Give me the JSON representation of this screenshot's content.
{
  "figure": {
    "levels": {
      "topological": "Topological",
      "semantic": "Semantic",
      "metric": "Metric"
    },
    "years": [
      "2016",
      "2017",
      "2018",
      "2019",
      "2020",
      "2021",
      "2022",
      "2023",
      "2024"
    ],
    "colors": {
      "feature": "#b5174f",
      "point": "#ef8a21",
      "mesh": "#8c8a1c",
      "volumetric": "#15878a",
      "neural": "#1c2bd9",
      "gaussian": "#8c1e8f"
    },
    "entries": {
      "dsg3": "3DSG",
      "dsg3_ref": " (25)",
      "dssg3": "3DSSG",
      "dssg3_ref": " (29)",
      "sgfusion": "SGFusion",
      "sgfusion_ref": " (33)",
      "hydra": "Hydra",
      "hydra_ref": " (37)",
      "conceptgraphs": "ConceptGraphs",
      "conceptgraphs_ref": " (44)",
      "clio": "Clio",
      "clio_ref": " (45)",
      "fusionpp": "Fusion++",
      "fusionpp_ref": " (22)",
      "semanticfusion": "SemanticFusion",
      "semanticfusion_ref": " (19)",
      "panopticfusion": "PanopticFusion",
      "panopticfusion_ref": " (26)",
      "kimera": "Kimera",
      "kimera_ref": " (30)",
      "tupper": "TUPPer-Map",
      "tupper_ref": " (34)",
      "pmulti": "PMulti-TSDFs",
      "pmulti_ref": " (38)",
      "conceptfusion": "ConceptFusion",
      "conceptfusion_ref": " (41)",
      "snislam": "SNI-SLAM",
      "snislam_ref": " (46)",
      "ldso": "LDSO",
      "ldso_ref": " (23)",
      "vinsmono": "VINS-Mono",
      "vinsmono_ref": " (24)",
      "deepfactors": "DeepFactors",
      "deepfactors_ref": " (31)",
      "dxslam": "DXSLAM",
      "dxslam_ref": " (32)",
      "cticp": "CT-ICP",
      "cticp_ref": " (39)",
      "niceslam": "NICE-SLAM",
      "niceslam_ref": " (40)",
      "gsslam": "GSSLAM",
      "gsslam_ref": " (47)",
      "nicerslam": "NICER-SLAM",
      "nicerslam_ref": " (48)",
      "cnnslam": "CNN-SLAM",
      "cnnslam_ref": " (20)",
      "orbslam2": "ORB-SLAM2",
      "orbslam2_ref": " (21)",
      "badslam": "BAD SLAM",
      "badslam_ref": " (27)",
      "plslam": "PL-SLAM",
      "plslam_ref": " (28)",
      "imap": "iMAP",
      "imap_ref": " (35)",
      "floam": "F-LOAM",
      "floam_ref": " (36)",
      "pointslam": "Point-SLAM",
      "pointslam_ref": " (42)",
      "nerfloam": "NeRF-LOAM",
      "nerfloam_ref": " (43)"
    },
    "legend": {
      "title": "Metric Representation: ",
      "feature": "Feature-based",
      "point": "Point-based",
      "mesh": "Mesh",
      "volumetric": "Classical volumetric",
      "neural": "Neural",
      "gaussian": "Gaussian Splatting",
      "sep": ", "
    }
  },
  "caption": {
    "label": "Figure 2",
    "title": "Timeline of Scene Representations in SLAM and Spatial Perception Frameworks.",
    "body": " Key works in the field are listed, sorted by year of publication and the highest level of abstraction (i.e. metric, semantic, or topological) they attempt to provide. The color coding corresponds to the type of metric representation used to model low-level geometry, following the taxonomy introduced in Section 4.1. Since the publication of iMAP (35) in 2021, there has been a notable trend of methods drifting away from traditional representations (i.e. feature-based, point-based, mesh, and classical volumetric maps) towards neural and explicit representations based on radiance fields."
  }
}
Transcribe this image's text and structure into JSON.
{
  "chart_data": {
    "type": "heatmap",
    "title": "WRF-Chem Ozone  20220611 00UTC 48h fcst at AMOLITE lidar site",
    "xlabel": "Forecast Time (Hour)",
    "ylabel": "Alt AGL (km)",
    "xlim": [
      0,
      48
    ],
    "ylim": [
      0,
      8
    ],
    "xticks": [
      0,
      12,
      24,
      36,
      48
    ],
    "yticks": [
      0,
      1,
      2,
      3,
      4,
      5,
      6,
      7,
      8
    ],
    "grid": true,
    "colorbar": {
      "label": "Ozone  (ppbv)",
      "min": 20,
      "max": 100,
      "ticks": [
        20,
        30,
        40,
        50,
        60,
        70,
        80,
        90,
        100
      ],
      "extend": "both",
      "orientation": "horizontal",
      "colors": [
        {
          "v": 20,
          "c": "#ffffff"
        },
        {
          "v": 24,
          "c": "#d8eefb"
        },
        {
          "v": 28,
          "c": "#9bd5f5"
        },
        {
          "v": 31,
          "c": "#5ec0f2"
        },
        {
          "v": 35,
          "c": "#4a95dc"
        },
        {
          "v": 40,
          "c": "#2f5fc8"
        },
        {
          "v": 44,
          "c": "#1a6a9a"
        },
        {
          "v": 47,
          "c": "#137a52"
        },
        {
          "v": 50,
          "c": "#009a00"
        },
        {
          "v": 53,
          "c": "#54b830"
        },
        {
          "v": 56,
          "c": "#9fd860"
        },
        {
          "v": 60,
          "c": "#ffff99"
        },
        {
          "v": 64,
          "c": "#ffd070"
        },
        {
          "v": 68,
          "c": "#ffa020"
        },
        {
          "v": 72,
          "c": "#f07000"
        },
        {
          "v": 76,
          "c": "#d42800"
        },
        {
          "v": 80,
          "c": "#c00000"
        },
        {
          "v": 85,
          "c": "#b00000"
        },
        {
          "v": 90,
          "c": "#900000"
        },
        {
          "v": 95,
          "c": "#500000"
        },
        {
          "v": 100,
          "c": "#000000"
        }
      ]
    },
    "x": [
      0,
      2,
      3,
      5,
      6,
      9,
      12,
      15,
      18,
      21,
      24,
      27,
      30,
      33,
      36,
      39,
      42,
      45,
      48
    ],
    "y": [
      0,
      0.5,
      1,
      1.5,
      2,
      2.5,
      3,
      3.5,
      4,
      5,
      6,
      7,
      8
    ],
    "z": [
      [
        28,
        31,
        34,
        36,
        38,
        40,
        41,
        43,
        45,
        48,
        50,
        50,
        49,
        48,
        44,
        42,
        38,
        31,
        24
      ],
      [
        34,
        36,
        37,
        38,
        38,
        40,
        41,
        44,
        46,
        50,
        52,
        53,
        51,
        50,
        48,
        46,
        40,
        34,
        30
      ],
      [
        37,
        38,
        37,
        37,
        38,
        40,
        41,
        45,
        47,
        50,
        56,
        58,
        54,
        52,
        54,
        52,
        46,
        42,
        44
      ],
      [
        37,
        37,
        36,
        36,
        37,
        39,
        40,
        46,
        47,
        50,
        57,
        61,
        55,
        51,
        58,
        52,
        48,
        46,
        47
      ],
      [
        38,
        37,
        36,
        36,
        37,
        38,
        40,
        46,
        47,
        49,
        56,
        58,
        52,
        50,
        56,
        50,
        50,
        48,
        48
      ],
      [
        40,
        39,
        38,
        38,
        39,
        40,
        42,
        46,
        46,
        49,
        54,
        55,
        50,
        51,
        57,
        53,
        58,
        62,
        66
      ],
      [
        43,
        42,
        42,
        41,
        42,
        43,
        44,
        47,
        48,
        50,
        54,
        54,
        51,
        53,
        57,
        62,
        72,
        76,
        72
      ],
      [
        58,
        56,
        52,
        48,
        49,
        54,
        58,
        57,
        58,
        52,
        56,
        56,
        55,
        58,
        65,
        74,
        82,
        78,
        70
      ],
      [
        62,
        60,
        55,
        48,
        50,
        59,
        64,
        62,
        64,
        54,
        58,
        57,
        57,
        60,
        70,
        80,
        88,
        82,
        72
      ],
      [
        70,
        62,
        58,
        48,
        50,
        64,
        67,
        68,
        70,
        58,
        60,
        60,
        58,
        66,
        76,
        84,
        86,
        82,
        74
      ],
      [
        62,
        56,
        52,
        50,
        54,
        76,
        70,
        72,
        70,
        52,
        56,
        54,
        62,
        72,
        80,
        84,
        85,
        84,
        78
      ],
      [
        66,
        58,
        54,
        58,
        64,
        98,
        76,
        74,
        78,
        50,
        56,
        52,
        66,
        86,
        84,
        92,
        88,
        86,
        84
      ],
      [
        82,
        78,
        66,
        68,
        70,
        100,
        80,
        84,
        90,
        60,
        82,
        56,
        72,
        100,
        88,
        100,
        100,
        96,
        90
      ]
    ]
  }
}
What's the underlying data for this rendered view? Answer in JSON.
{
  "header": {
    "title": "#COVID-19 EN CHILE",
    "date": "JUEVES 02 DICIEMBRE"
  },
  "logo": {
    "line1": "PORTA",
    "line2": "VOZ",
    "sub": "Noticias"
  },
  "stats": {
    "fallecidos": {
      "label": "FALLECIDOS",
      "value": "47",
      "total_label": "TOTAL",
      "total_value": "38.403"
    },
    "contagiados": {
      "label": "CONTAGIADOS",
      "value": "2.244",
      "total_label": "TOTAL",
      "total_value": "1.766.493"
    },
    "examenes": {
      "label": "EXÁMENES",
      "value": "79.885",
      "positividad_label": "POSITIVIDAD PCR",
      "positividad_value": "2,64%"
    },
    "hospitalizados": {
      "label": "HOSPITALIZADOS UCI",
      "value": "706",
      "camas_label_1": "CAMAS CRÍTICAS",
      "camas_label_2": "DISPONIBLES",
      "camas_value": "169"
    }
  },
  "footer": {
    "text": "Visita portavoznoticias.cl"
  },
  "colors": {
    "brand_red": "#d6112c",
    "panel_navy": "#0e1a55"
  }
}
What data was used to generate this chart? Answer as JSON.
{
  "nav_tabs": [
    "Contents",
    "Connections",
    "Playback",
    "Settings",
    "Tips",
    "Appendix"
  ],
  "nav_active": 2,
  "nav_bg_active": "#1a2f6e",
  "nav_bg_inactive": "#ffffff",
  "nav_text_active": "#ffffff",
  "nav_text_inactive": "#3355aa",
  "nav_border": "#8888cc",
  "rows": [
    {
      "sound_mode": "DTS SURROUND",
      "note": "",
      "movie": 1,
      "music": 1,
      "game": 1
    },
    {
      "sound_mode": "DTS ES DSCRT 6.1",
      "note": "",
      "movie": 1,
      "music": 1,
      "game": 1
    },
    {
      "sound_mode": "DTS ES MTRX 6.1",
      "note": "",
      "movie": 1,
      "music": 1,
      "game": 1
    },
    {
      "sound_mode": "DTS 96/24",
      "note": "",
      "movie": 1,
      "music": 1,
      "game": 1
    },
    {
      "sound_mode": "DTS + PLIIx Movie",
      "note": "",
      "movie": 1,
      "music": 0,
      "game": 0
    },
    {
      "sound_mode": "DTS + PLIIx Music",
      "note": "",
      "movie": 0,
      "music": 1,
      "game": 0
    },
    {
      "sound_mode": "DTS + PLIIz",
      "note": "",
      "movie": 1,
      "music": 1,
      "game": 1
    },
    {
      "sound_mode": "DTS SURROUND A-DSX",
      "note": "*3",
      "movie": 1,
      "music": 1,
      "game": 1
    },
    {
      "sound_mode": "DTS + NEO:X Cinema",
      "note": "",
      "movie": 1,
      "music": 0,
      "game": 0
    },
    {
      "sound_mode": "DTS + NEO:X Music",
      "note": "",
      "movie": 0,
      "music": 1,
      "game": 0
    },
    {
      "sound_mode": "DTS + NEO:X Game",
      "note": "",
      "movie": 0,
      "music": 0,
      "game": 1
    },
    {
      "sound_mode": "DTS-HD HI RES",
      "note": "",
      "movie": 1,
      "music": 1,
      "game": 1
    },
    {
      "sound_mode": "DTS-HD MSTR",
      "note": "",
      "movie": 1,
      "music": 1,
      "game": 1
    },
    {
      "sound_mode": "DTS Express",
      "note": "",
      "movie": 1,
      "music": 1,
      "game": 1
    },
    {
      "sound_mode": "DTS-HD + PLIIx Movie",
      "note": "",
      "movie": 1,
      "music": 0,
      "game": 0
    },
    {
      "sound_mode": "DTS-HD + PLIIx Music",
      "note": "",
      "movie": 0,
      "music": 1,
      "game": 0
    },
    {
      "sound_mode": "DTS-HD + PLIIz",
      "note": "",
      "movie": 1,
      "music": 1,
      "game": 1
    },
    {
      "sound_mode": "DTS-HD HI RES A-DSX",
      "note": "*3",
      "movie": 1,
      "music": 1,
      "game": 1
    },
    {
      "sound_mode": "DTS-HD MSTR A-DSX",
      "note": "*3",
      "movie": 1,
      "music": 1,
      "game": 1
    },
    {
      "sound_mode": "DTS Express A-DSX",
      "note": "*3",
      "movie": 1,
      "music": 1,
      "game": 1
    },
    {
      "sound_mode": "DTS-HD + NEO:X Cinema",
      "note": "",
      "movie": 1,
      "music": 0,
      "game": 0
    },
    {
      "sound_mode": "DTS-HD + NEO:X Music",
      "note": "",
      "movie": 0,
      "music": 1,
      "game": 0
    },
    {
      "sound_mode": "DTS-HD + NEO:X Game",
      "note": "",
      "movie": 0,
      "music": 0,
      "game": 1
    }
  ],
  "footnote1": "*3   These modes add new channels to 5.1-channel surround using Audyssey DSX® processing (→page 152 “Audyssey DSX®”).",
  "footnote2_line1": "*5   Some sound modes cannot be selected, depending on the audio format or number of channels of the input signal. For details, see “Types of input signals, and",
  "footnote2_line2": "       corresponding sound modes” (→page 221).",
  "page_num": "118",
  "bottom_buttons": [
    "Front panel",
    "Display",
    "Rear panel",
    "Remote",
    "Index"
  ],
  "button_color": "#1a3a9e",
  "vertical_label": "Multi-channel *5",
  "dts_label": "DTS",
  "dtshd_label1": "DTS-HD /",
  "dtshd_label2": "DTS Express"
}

- [Task requirements]: Scan the material line by line and report each one that contains "PLIIz".

- [Written reply]:
      "sound_mode": "DTS + PLIIz",
      "sound_mode": "DTS-HD + PLIIz",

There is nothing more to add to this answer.